Saved entries:

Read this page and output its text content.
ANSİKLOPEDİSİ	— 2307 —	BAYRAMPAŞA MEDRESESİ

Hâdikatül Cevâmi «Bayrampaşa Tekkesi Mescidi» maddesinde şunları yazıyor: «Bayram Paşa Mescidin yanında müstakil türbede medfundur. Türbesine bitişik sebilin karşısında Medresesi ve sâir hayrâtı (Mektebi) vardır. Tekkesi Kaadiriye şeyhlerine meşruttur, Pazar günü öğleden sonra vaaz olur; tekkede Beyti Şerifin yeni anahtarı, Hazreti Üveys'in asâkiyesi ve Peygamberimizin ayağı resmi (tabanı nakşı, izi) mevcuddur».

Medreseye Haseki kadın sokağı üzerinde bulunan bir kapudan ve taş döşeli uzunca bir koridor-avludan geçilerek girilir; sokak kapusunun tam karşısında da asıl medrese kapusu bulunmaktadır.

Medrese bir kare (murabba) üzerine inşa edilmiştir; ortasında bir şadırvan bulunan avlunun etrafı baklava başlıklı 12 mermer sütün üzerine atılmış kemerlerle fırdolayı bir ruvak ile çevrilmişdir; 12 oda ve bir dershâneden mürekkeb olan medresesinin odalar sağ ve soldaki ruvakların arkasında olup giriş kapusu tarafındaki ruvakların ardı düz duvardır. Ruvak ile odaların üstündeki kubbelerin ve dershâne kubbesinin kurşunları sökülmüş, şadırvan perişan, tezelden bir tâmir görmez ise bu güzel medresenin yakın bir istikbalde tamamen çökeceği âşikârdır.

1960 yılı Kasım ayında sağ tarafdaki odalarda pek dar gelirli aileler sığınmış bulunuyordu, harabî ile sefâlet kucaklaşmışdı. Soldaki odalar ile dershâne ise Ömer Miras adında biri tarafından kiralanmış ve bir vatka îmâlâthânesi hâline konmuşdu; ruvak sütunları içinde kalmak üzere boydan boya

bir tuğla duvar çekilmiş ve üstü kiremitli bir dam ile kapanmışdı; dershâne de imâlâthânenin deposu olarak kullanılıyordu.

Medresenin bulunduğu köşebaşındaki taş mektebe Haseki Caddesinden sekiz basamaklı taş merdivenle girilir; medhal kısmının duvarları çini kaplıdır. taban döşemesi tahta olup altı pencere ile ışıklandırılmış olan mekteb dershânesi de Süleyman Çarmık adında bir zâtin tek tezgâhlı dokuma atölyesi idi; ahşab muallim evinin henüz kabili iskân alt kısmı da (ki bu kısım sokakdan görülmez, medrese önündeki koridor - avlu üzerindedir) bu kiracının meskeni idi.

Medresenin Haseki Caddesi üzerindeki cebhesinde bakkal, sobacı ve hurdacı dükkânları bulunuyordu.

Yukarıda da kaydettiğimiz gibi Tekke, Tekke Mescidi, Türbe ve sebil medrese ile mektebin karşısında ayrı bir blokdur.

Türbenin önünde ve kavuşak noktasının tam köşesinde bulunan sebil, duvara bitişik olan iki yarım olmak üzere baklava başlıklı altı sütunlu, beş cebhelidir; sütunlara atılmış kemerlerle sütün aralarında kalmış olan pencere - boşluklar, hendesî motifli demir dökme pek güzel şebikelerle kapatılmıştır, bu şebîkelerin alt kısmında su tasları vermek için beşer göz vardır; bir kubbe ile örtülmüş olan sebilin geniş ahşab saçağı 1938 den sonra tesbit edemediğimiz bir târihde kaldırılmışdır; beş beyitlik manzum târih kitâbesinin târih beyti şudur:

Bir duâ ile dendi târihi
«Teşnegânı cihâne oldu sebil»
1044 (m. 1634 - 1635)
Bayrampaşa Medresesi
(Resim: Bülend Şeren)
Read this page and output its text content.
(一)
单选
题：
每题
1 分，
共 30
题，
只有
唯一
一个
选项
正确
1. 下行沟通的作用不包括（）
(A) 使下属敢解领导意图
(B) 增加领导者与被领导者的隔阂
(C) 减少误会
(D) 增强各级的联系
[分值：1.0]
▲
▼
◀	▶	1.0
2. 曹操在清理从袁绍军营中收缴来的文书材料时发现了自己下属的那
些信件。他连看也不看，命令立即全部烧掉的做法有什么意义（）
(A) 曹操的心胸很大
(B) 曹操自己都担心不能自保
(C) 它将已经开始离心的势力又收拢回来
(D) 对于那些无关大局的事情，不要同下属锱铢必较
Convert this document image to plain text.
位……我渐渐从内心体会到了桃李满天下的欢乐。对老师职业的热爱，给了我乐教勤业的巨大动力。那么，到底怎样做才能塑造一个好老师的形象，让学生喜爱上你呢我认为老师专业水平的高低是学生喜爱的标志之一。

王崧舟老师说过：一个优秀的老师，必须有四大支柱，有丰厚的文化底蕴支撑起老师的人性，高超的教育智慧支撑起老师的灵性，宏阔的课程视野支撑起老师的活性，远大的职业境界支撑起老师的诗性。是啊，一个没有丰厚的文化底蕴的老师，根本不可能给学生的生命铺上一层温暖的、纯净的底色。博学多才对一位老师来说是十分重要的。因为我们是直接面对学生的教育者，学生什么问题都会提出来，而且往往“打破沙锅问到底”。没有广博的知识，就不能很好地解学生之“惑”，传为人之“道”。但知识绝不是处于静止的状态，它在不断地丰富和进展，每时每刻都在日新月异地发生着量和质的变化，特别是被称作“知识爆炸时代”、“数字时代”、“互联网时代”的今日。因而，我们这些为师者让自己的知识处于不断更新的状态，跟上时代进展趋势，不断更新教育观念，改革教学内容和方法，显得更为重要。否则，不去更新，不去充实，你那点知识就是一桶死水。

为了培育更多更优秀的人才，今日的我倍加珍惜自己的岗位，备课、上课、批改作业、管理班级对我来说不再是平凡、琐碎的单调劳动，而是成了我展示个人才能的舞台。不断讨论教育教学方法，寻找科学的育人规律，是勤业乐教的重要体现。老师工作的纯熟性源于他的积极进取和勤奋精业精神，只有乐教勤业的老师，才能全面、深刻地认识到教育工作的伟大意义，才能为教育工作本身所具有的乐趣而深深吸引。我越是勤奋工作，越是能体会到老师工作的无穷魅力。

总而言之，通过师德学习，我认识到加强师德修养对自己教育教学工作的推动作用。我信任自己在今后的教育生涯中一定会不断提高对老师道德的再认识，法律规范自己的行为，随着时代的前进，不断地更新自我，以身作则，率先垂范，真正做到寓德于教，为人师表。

→ **Given exercise**: The records above need to be transcribed in full. Keep every character unchanged.

→ **Expected answer**:
Read this page and output its text content.
ANSİKLOPEDİSİ	— 2307 —	BAYRAMPAŞA MEDRESESİ

Hâdikatül Cevâmi «Bayrampaşa Tekkesi Mescidi» maddesinde şunları yazıyor: «Bayram Paşa Mescidin yanında müstakil türbede medfundur. Türbesine bitişik sebilin karşısında Medresesi ve sâir hayrâtı (Mektebi) vardır. Tekkesi Kaadiriye şeyhlerine meşruttur, Pazar günü öğleden sonra vaaz olur; tekkede Beyti Şerifin yeni anahtarı, Hazreti Üveys'in asâkiyesi ve Peygamberimizin ayağı resmi (tabanı nakşı, izi) mevcuddur».

Medreseye Haseki kadın sokağı üzerinde bulunan bir kapudan ve taş döşeli uzunca bir koridor-avludan geçilerek girilir; sokak kapusunun tam karşısında da asıl medrese kapusu bulunmaktadır.

Medrese bir kare (murabba) üzerine inşa edilmiştir; ortasında bir şadırvan bulunan avlunun etrafı baklava başlıklı 12 mermer sütün üzerine atılmış kemerlerle fırdolayı bir ruvak ile çevrilmişdir; 12 oda ve bir dershâneden mürekkeb olan medresesinin odalar sağ ve soldaki ruvakların arkasında olup giriş kapusu tarafındaki ruvakların ardı düz duvardır. Ruvak ile odaların üstündeki kubbelerin ve dershâne kubbesinin kurşunları sökülmüş, şadırvan perişan, tezelden bir tâmir görmez ise bu güzel medresenin yakın bir istikbalde tamamen çökeceği âşikârdır.

1960 yılı Kasım ayında sağ tarafdaki odalarda pek dar gelirli aileler sığınmış bulunuyordu, harabî ile sefâlet kucaklaşmışdı. Soldaki odalar ile dershâne ise Ömer Miras adında biri tarafından kiralanmış ve bir vatka îmâlâthânesi hâline konmuşdu; ruvak sütunları içinde kalmak üzere boydan boya

bir tuğla duvar çekilmiş ve üstü kiremitli bir dam ile kapanmışdı; dershâne de imâlâthânenin deposu olarak kullanılıyordu.

Medresenin bulunduğu köşebaşındaki taş mektebe Haseki Caddesinden sekiz basamaklı taş merdivenle girilir; medhal kısmının duvarları çini kaplıdır. taban döşemesi tahta olup altı pencere ile ışıklandırılmış olan mekteb dershânesi de Süleyman Çarmık adında bir zâtin tek tezgâhlı dokuma atölyesi idi; ahşab muallim evinin henüz kabili iskân alt kısmı da (ki bu kısım sokakdan görülmez, medrese önündeki koridor - avlu üzerindedir) bu kiracının meskeni idi.

Medresenin Haseki Caddesi üzerindeki cebhesinde bakkal, sobacı ve hurdacı dükkânları bulunuyordu.

Yukarıda da kaydettiğimiz gibi Tekke, Tekke Mescidi, Türbe ve sebil medrese ile mektebin karşısında ayrı bir blokdur.

Türbenin önünde ve kavuşak noktasının tam köşesinde bulunan sebil, duvara bitişik olan iki yarım olmak üzere baklava başlıklı altı sütunlu, beş cebhelidir; sütunlara atılmış kemerlerle sütün aralarında kalmış olan pencere - boşluklar, hendesî motifli demir dökme pek güzel şebikelerle kapatılmıştır, bu şebîkelerin alt kısmında su tasları vermek için beşer göz vardır; bir kubbe ile örtülmüş olan sebilin geniş ahşab saçağı 1938 den sonra tesbit edemediğimiz bir târihde kaldırılmışdır; beş beyitlik manzum târih kitâbesinin târih beyti şudur:

Bir duâ ile dendi târihi
«Teşnegânı cihâne oldu sebil»
1044 (m. 1634 - 1635)
Bayrampaşa Medresesi
(Resim: Bülend Şeren)
Read this page and output its text content.
(一)
单选
题：
每题
1 分，
共 30
题，
只有
唯一
一个
选项
正确
1. 下行沟通的作用不包括（）
(A) 使下属敢解领导意图
(B) 增加领导者与被领导者的隔阂
(C) 减少误会
(D) 增强各级的联系
[分值：1.0]
▲
▼
◀	▶	1.0
2. 曹操在清理从袁绍军营中收缴来的文书材料时发现了自己下属的那
些信件。他连看也不看，命令立即全部烧掉的做法有什么意义（）
(A) 曹操的心胸很大
(B) 曹操自己都担心不能自保
(C) 它将已经开始离心的势力又收拢回来
(D) 对于那些无关大局的事情，不要同下属锱铢必较
Convert this document image to plain text.
位……我渐渐从内心体会到了桃李满天下的欢乐。对老师职业的热爱，给了我乐教勤业的巨大动力。那么，到底怎样做才能塑造一个好老师的形象，让学生喜爱上你呢我认为老师专业水平的高低是学生喜爱的标志之一。

王崧舟老师说过：一个优秀的老师，必须有四大支柱，有丰厚的文化底蕴支撑起老师的人性，高超的教育智慧支撑起老师的灵性，宏阔的课程视野支撑起老师的活性，远大的职业境界支撑起老师的诗性。是啊，一个没有丰厚的文化底蕴的老师，根本不可能给学生的生命铺上一层温暖的、纯净的底色。博学多才对一位老师来说是十分重要的。因为我们是直接面对学生的教育者，学生什么问题都会提出来，而且往往“打破沙锅问到底”。没有广博的知识，就不能很好地解学生之“惑”，传为人之“道”。但知识绝不是处于静止的状态，它在不断地丰富和进展，每时每刻都在日新月异地发生着量和质的变化，特别是被称作“知识爆炸时代”、“数字时代”、“互联网时代”的今日。因而，我们这些为师者让自己的知识处于不断更新的状态，跟上时代进展趋势，不断更新教育观念，改革教学内容和方法，显得更为重要。否则，不去更新，不去充实，你那点知识就是一桶死水。

为了培育更多更优秀的人才，今日的我倍加珍惜自己的岗位，备课、上课、批改作业、管理班级对我来说不再是平凡、琐碎的单调劳动，而是成了我展示个人才能的舞台。不断讨论教育教学方法，寻找科学的育人规律，是勤业乐教的重要体现。老师工作的纯熟性源于他的积极进取和勤奋精业精神，只有乐教勤业的老师，才能全面、深刻地认识到教育工作的伟大意义，才能为教育工作本身所具有的乐趣而深深吸引。我越是勤奋工作，越是能体会到老师工作的无穷魅力。

总而言之，通过师德学习，我认识到加强师德修养对自己教育教学工作的推动作用。我信任自己在今后的教育生涯中一定会不断提高对老师道德的再认识，法律规范自己的行为，随着时代的前进，不断地更新自我，以身作则，率先垂范，真正做到寓德于教，为人师表。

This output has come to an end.